■ WHAT NEEDS TO BE DONE: Every entry must be echoed exactly.

Collected data entries
━━━━━━━━━━━━━━━━━━━━

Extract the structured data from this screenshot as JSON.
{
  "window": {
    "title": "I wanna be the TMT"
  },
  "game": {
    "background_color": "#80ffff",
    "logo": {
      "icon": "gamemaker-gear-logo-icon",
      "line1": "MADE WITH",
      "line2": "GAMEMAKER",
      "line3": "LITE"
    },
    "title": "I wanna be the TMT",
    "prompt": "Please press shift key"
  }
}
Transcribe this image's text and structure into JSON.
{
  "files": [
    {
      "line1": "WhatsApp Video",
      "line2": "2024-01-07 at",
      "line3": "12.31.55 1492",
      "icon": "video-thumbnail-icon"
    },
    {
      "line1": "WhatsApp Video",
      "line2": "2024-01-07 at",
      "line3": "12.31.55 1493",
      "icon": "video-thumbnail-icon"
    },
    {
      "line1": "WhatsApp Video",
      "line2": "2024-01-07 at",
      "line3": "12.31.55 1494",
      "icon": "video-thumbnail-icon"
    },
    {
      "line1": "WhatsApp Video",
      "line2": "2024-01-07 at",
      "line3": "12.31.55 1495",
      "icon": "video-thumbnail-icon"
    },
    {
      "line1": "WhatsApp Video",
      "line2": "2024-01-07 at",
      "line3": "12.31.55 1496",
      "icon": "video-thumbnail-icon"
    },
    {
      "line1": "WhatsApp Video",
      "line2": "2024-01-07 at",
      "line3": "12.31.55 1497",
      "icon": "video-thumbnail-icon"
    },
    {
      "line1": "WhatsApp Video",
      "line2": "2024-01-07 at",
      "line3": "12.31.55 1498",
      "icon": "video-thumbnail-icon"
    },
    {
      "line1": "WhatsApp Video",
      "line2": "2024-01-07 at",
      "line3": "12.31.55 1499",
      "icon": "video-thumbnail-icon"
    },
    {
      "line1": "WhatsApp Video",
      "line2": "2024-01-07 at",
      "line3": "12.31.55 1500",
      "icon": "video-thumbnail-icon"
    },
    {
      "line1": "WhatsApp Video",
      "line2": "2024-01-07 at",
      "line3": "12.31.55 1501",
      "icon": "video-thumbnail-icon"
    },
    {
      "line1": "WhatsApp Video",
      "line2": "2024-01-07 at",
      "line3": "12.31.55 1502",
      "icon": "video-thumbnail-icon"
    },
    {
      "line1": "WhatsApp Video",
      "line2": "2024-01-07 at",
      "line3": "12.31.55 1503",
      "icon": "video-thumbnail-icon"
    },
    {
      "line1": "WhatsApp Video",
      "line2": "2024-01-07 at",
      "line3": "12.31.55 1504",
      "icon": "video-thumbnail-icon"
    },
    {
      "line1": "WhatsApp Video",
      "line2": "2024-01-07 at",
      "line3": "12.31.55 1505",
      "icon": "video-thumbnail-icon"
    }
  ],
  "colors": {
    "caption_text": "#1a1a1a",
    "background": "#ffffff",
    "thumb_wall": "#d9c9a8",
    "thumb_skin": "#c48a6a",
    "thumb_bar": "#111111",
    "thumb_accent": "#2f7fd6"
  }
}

━━━━━━━━━━━━━━━━━━━━

■ EXERCISE SOLUTION:
Extract the structured data from this screenshot as JSON.
{
  "window": {
    "title": "I wanna be the TMT"
  },
  "game": {
    "background_color": "#80ffff",
    "logo": {
      "icon": "gamemaker-gear-logo-icon",
      "line1": "MADE WITH",
      "line2": "GAMEMAKER",
      "line3": "LITE"
    },
    "title": "I wanna be the TMT",
    "prompt": "Please press shift key"
  }
}
Transcribe this image's text and structure into JSON.
{
  "files": [
    {
      "line1": "WhatsApp Video",
      "line2": "2024-01-07 at",
      "line3": "12.31.55 1492",
      "icon": "video-thumbnail-icon"
    },
    {
      "line1": "WhatsApp Video",
      "line2": "2024-01-07 at",
      "line3": "12.31.55 1493",
      "icon": "video-thumbnail-icon"
    },
    {
      "line1": "WhatsApp Video",
      "line2": "2024-01-07 at",
      "line3": "12.31.55 1494",
      "icon": "video-thumbnail-icon"
    },
    {
      "line1": "WhatsApp Video",
      "line2": "2024-01-07 at",
      "line3": "12.31.55 1495",
      "icon": "video-thumbnail-icon"
    },
    {
      "line1": "WhatsApp Video",
      "line2": "2024-01-07 at",
      "line3": "12.31.55 1496",
      "icon": "video-thumbnail-icon"
    },
    {
      "line1": "WhatsApp Video",
      "line2": "2024-01-07 at",
      "line3": "12.31.55 1497",
      "icon": "video-thumbnail-icon"
    },
    {
      "line1": "WhatsApp Video",
      "line2": "2024-01-07 at",
      "line3": "12.31.55 1498",
      "icon": "video-thumbnail-icon"
    },
    {
      "line1": "WhatsApp Video",
      "line2": "2024-01-07 at",
      "line3": "12.31.55 1499",
      "icon": "video-thumbnail-icon"
    },
    {
      "line1": "WhatsApp Video",
      "line2": "2024-01-07 at",
      "line3": "12.31.55 1500",
      "icon": "video-thumbnail-icon"
    },
    {
      "line1": "WhatsApp Video",
      "line2": "2024-01-07 at",
      "line3": "12.31.55 1501",
      "icon": "video-thumbnail-icon"
    },
    {
      "line1": "WhatsApp Video",
      "line2": "2024-01-07 at",
      "line3": "12.31.55 1502",
      "icon": "video-thumbnail-icon"
    },
    {
      "line1": "WhatsApp Video",
      "line2": "2024-01-07 at",
      "line3": "12.31.55 1503",
      "icon": "video-thumbnail-icon"
    },
    {
      "line1": "WhatsApp Video",
      "line2": "2024-01-07 at",
      "line3": "12.31.55 1504",
      "icon": "video-thumbnail-icon"
    },
    {
      "line1": "WhatsApp Video",
      "line2": "2024-01-07 at",
      "line3": "12.31.55 1505",
      "icon": "video-thumbnail-icon"
    }
  ],
  "colors": {
    "caption_text": "#1a1a1a",
    "background": "#ffffff",
    "thumb_wall": "#d9c9a8",
    "thumb_skin": "#c48a6a",
    "thumb_bar": "#111111",
    "thumb_accent": "#2f7fd6"
  }
}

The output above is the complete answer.